Given task — Would you write out the entries below, every one of them, exactly?

══════════════════════════════

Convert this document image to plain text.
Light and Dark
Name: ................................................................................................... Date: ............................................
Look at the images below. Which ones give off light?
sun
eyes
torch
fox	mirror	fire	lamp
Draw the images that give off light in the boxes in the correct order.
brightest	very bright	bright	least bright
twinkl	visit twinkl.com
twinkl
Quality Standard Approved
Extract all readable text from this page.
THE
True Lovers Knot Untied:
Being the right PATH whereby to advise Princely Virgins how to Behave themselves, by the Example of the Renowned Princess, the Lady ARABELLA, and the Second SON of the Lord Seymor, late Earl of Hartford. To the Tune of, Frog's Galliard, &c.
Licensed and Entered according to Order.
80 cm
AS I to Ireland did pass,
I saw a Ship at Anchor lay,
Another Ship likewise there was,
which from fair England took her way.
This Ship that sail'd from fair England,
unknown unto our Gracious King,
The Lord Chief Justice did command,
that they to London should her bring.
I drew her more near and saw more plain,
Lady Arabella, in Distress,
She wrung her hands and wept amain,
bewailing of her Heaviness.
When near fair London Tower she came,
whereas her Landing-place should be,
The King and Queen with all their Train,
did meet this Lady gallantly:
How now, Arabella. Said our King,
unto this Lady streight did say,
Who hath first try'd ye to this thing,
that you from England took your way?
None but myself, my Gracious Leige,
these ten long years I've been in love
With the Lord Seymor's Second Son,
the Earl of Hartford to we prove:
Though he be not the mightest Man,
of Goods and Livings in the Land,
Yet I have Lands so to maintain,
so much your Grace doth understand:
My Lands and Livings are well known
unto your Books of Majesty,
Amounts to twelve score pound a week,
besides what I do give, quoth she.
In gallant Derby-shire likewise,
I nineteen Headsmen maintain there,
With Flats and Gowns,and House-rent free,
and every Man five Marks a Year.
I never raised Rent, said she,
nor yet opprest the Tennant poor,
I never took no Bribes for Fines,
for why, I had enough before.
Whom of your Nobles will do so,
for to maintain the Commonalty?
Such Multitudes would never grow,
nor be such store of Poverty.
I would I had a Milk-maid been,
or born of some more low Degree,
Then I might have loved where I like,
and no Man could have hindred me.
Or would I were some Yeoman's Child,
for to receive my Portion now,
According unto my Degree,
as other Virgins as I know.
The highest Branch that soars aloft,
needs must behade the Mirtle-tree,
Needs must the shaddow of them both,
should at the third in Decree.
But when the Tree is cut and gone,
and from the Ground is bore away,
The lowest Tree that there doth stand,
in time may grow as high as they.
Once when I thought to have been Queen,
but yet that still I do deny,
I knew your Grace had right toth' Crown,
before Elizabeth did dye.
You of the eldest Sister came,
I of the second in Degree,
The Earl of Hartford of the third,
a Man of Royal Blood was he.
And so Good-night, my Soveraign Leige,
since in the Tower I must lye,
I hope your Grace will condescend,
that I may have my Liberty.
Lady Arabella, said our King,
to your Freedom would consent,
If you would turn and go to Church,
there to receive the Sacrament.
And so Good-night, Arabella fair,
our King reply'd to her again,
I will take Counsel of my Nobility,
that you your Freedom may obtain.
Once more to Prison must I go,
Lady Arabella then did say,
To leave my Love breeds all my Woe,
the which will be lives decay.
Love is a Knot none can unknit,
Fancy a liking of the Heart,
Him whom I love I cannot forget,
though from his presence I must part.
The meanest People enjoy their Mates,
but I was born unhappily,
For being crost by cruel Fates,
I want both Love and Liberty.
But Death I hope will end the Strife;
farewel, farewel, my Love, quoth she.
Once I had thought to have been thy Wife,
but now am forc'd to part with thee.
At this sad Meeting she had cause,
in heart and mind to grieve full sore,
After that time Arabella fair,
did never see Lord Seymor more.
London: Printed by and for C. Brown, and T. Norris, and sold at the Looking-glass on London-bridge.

══════════════════════════════

Final answer —
Convert this document image to plain text.
Light and Dark
Name: ................................................................................................... Date: ............................................
Look at the images below. Which ones give off light?
sun
eyes
torch
fox	mirror	fire	lamp
Draw the images that give off light in the boxes in the correct order.
brightest	very bright	bright	least bright
twinkl	visit twinkl.com
twinkl
Quality Standard Approved
Extract all readable text from this page.
THE
True Lovers Knot Untied:
Being the right PATH whereby to advise Princely Virgins how to Behave themselves, by the Example of the Renowned Princess, the Lady ARABELLA, and the Second SON of the Lord Seymor, late Earl of Hartford. To the Tune of, Frog's Galliard, &c.
Licensed and Entered according to Order.
80 cm
AS I to Ireland did pass,
I saw a Ship at Anchor lay,
Another Ship likewise there was,
which from fair England took her way.
This Ship that sail'd from fair England,
unknown unto our Gracious King,
The Lord Chief Justice did command,
that they to London should her bring.
I drew her more near and saw more plain,
Lady Arabella, in Distress,
She wrung her hands and wept amain,
bewailing of her Heaviness.
When near fair London Tower she came,
whereas her Landing-place should be,
The King and Queen with all their Train,
did meet this Lady gallantly:
How now, Arabella. Said our King,
unto this Lady streight did say,
Who hath first try'd ye to this thing,
that you from England took your way?
None but myself, my Gracious Leige,
these ten long years I've been in love
With the Lord Seymor's Second Son,
the Earl of Hartford to we prove:
Though he be not the mightest Man,
of Goods and Livings in the Land,
Yet I have Lands so to maintain,
so much your Grace doth understand:
My Lands and Livings are well known
unto your Books of Majesty,
Amounts to twelve score pound a week,
besides what I do give, quoth she.
In gallant Derby-shire likewise,
I nineteen Headsmen maintain there,
With Flats and Gowns,and House-rent free,
and every Man five Marks a Year.
I never raised Rent, said she,
nor yet opprest the Tennant poor,
I never took no Bribes for Fines,
for why, I had enough before.
Whom of your Nobles will do so,
for to maintain the Commonalty?
Such Multitudes would never grow,
nor be such store of Poverty.
I would I had a Milk-maid been,
or born of some more low Degree,
Then I might have loved where I like,
and no Man could have hindred me.
Or would I were some Yeoman's Child,
for to receive my Portion now,
According unto my Degree,
as other Virgins as I know.
The highest Branch that soars aloft,
needs must behade the Mirtle-tree,
Needs must the shaddow of them both,
should at the third in Decree.
But when the Tree is cut and gone,
and from the Ground is bore away,
The lowest Tree that there doth stand,
in time may grow as high as they.
Once when I thought to have been Queen,
but yet that still I do deny,
I knew your Grace had right toth' Crown,
before Elizabeth did dye.
You of the eldest Sister came,
I of the second in Degree,
The Earl of Hartford of the third,
a Man of Royal Blood was he.
And so Good-night, my Soveraign Leige,
since in the Tower I must lye,
I hope your Grace will condescend,
that I may have my Liberty.
Lady Arabella, said our King,
to your Freedom would consent,
If you would turn and go to Church,
there to receive the Sacrament.
And so Good-night, Arabella fair,
our King reply'd to her again,
I will take Counsel of my Nobility,
that you your Freedom may obtain.
Once more to Prison must I go,
Lady Arabella then did say,
To leave my Love breeds all my Woe,
the which will be lives decay.
Love is a Knot none can unknit,
Fancy a liking of the Heart,
Him whom I love I cannot forget,
though from his presence I must part.
The meanest People enjoy their Mates,
but I was born unhappily,
For being crost by cruel Fates,
I want both Love and Liberty.
But Death I hope will end the Strife;
farewel, farewel, my Love, quoth she.
Once I had thought to have been thy Wife,
but now am forc'd to part with thee.
At this sad Meeting she had cause,
in heart and mind to grieve full sore,
After that time Arabella fair,
did never see Lord Seymor more.
London: Printed by and for C. Brown, and T. Norris, and sold at the Looking-glass on London-bridge.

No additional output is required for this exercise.